• Records supplied:
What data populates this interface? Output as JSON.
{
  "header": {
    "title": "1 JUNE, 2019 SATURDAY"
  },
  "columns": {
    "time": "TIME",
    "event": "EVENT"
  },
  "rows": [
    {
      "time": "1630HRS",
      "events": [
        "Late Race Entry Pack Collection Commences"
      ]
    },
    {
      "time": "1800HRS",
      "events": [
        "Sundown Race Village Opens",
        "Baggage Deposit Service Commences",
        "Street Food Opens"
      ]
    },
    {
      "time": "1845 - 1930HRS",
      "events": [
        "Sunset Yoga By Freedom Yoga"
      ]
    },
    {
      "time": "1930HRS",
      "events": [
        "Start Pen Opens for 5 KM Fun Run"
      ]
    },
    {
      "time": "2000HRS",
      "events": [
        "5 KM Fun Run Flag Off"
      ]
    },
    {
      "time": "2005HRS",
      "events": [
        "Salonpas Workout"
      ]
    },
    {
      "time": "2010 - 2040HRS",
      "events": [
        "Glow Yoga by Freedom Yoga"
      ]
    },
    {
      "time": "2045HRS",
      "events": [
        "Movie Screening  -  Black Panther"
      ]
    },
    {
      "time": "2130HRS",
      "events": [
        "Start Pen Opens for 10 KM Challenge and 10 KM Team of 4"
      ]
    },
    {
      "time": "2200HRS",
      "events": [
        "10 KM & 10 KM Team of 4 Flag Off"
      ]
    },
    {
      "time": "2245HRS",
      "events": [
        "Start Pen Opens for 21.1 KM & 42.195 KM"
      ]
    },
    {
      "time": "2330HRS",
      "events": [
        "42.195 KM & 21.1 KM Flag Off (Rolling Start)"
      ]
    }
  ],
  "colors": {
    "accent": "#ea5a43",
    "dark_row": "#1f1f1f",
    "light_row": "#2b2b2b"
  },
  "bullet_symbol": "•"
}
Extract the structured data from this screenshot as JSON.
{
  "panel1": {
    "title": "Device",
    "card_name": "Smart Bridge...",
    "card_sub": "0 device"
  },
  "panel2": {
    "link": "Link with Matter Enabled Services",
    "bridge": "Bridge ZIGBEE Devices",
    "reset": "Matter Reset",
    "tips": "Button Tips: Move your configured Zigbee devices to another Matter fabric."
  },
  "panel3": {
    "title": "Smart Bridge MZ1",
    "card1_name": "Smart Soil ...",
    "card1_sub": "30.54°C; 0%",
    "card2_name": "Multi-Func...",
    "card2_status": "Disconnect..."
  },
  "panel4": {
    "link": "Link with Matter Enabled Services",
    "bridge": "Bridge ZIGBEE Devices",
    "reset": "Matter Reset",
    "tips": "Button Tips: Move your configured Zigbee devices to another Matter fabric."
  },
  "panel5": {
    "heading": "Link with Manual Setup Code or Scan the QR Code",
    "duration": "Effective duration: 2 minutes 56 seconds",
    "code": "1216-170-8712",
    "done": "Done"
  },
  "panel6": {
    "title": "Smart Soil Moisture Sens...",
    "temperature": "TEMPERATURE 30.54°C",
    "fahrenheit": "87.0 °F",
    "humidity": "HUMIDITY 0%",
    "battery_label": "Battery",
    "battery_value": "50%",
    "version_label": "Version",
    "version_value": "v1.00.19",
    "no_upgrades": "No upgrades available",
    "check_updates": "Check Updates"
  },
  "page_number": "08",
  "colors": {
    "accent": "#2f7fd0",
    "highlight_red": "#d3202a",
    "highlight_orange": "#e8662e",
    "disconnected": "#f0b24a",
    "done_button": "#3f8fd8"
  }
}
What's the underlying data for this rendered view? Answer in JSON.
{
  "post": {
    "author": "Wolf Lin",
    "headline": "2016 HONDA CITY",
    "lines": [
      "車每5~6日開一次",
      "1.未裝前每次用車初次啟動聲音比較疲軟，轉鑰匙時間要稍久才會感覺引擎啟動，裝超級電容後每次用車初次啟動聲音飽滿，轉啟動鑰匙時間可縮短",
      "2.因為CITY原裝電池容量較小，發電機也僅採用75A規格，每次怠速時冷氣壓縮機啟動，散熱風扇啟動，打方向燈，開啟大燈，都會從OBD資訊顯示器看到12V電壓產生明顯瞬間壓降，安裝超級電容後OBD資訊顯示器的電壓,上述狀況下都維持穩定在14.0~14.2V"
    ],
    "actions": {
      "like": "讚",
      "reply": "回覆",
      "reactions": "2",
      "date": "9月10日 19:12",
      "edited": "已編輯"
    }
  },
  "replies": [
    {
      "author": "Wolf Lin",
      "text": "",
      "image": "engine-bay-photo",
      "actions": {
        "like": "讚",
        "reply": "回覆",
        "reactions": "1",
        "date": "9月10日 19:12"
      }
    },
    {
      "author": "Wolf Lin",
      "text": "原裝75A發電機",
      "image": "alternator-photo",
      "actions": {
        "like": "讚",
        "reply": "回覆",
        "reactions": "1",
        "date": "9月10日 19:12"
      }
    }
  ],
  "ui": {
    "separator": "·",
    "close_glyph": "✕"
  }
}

• The request:
Locate all lines that include the word "Commences" and copy them out.

• Result:
        "Late Race Entry Pack Collection Commences"
        "Baggage Deposit Service Commences",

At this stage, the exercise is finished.